**Exercise prompt**
Take every line from the material that has the word "cannes" in it.
━━ Data provided
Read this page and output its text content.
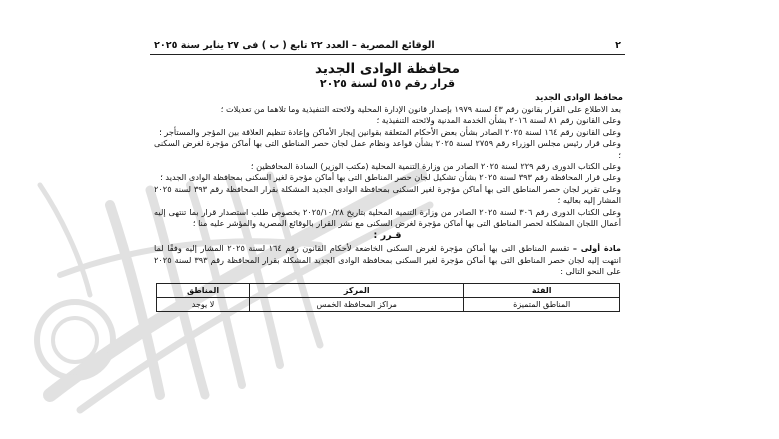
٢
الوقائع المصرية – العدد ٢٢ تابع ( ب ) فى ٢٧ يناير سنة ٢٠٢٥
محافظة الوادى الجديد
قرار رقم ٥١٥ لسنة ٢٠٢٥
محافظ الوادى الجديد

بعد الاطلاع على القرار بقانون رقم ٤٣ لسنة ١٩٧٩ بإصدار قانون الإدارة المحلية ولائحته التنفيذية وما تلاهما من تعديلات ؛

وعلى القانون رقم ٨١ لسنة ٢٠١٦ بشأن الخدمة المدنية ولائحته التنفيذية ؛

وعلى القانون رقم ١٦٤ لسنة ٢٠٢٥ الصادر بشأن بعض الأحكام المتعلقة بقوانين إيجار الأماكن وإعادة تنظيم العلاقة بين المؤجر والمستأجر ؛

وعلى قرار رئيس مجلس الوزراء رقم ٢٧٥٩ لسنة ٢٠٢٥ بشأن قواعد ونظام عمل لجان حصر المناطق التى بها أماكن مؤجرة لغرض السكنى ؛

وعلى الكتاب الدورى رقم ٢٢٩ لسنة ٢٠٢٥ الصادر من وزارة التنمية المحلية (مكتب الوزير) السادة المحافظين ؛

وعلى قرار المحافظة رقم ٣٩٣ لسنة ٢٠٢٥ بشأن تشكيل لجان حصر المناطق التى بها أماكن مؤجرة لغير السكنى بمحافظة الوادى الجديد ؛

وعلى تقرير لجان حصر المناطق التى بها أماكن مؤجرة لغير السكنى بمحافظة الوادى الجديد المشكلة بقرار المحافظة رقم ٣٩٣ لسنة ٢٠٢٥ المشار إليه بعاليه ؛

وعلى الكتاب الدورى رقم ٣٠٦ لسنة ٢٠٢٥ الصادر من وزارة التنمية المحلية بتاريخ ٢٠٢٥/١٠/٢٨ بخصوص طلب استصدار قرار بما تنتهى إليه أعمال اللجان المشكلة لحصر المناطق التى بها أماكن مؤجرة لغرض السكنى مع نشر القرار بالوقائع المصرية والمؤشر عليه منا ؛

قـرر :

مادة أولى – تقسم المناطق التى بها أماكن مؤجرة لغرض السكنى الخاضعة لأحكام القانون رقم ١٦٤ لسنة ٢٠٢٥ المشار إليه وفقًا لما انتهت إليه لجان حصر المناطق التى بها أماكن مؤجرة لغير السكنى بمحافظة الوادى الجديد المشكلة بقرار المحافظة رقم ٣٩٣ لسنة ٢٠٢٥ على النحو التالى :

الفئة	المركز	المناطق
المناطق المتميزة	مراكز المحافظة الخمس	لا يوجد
━━━━
━━ Data provided
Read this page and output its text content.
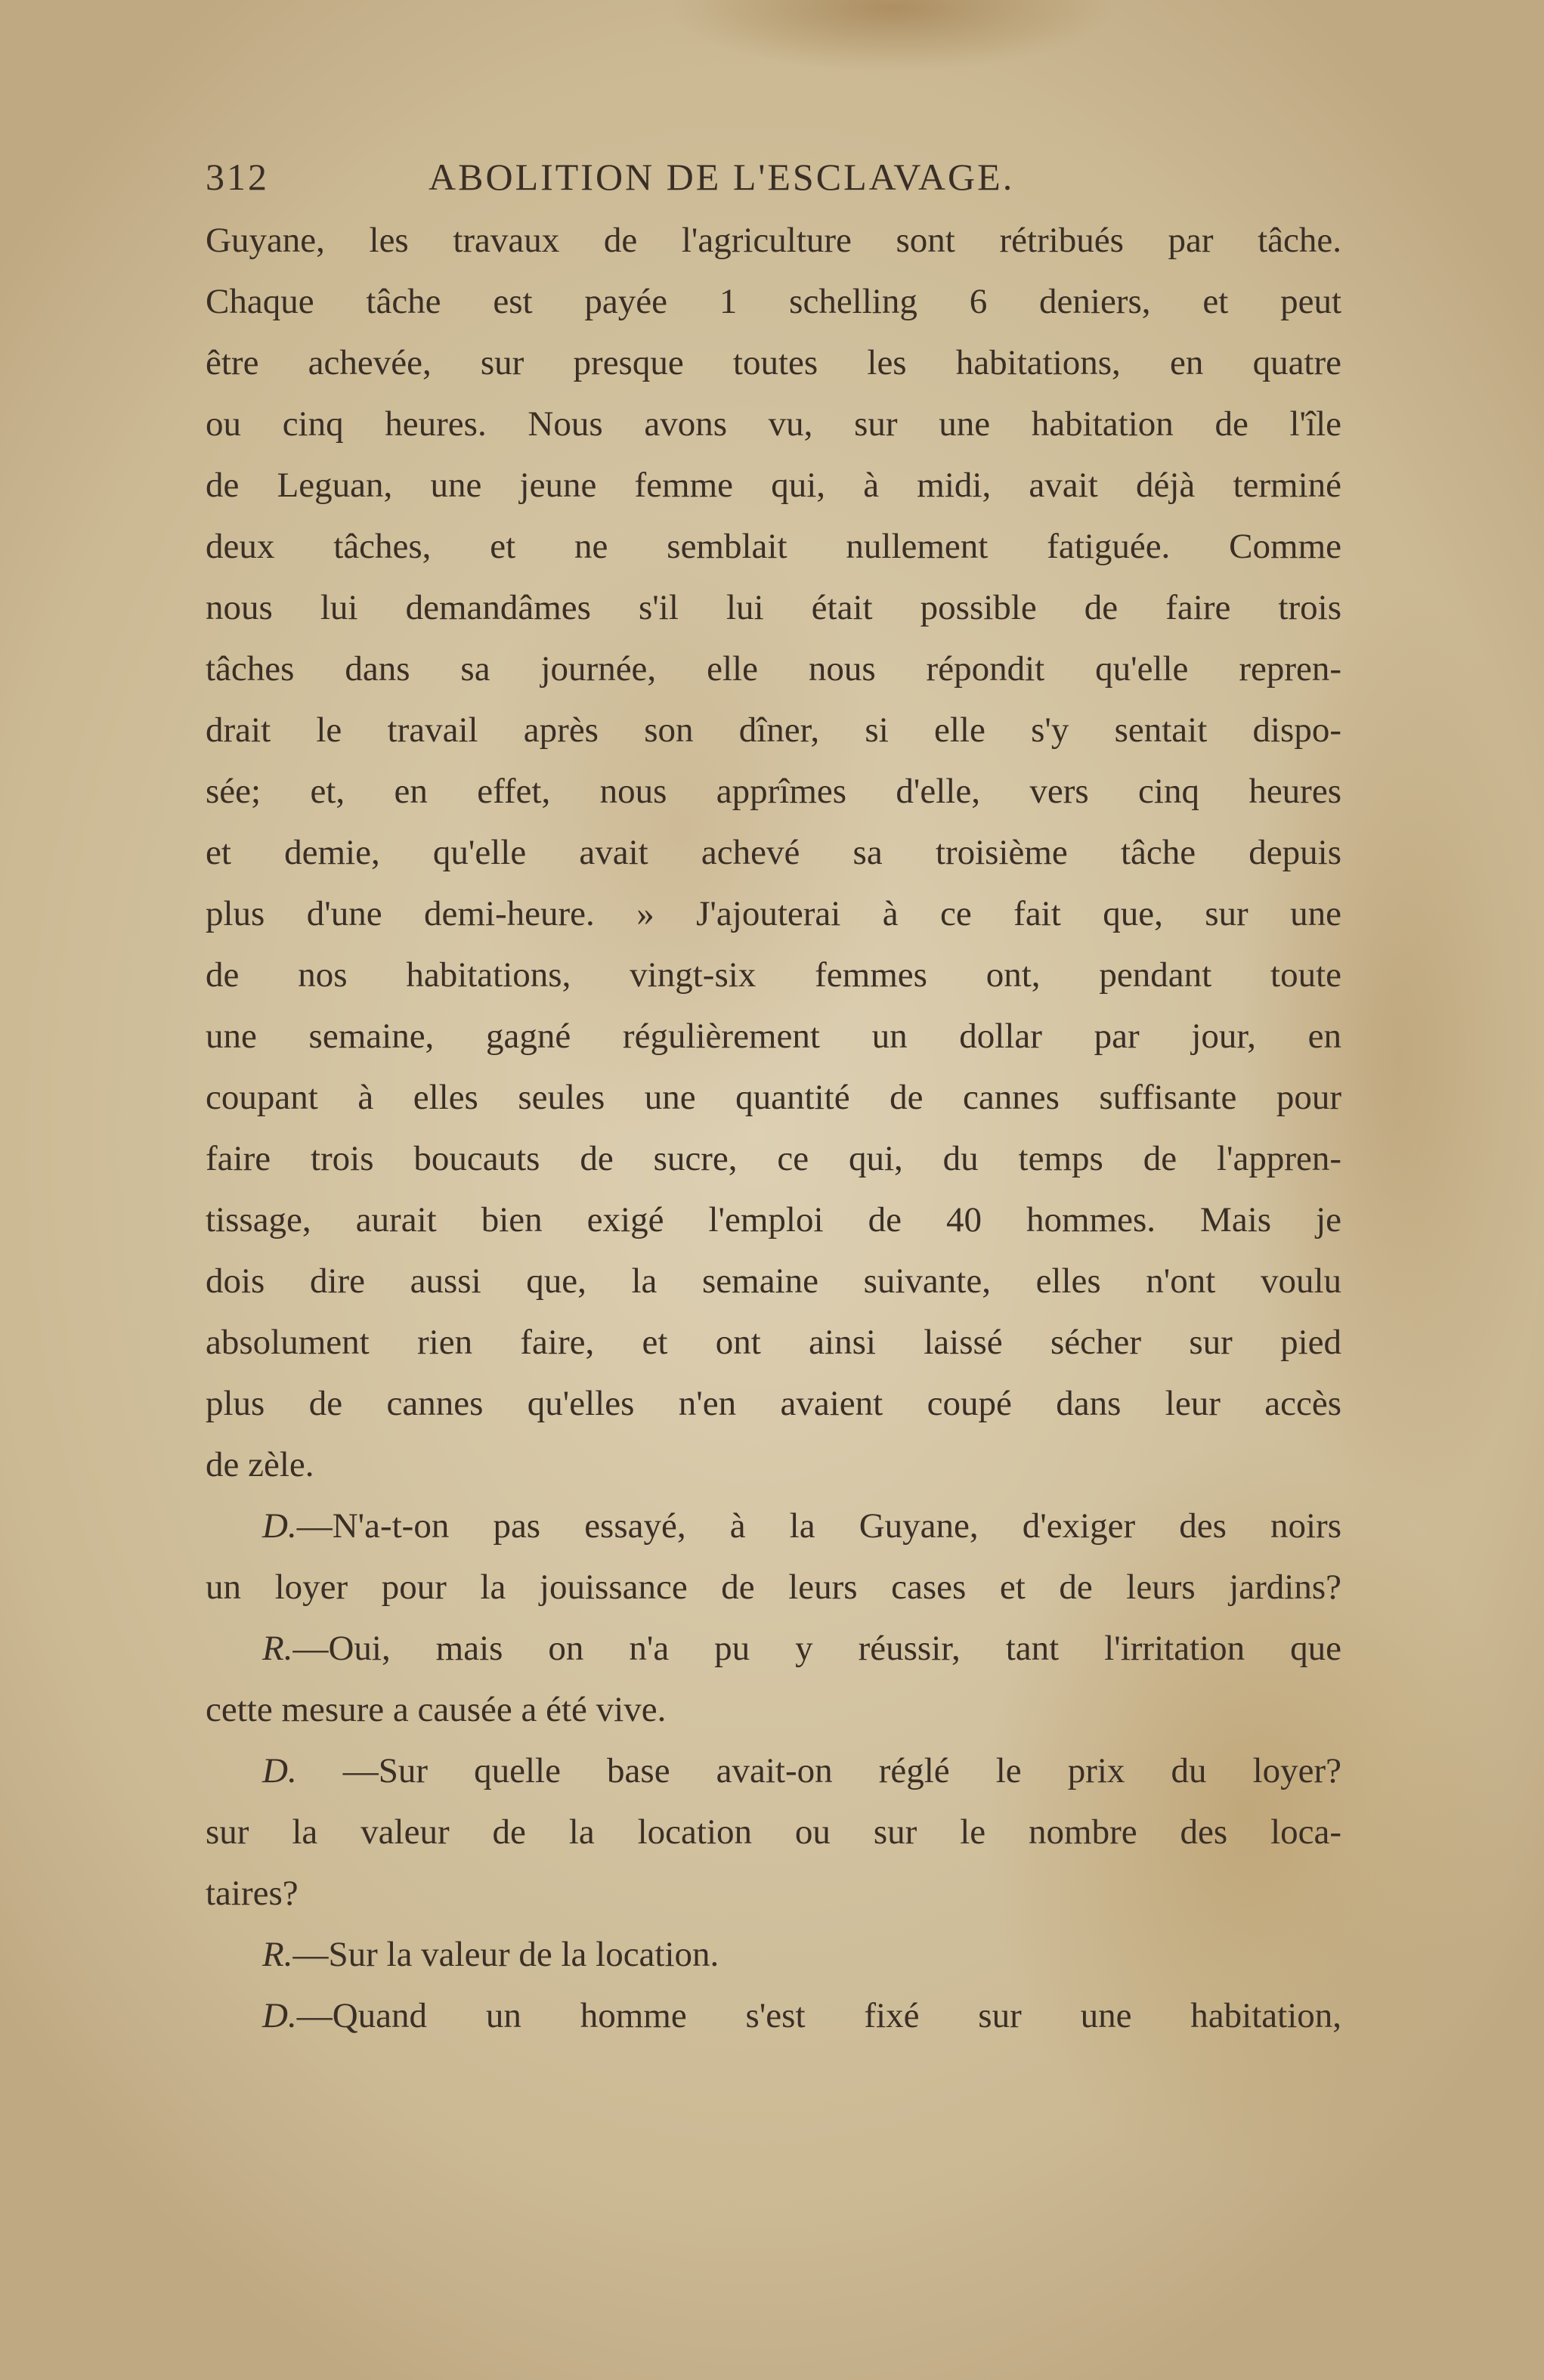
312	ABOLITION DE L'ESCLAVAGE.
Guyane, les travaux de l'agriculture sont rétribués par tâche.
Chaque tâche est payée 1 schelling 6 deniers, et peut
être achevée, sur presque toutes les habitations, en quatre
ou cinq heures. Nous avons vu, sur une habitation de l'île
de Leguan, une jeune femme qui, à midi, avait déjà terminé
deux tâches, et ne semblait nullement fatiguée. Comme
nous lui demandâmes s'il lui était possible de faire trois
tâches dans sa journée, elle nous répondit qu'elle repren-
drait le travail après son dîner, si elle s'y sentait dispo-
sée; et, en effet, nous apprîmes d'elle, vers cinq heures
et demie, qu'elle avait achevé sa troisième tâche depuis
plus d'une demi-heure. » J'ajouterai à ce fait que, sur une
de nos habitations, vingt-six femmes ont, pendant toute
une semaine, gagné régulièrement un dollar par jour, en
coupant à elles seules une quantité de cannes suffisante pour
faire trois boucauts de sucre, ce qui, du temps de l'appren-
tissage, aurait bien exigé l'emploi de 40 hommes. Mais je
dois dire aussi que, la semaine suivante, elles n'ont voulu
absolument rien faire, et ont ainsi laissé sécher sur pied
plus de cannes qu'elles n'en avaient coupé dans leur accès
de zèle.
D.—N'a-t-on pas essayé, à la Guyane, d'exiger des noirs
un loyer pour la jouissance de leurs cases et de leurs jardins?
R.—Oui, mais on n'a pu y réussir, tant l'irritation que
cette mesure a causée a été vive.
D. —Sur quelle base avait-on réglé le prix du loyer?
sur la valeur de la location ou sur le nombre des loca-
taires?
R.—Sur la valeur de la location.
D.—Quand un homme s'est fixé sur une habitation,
━━━━
**Response**
coupant à elles seules une quantité de cannes suffisante pour
plus de cannes qu'elles n'en avaient coupé dans leur accès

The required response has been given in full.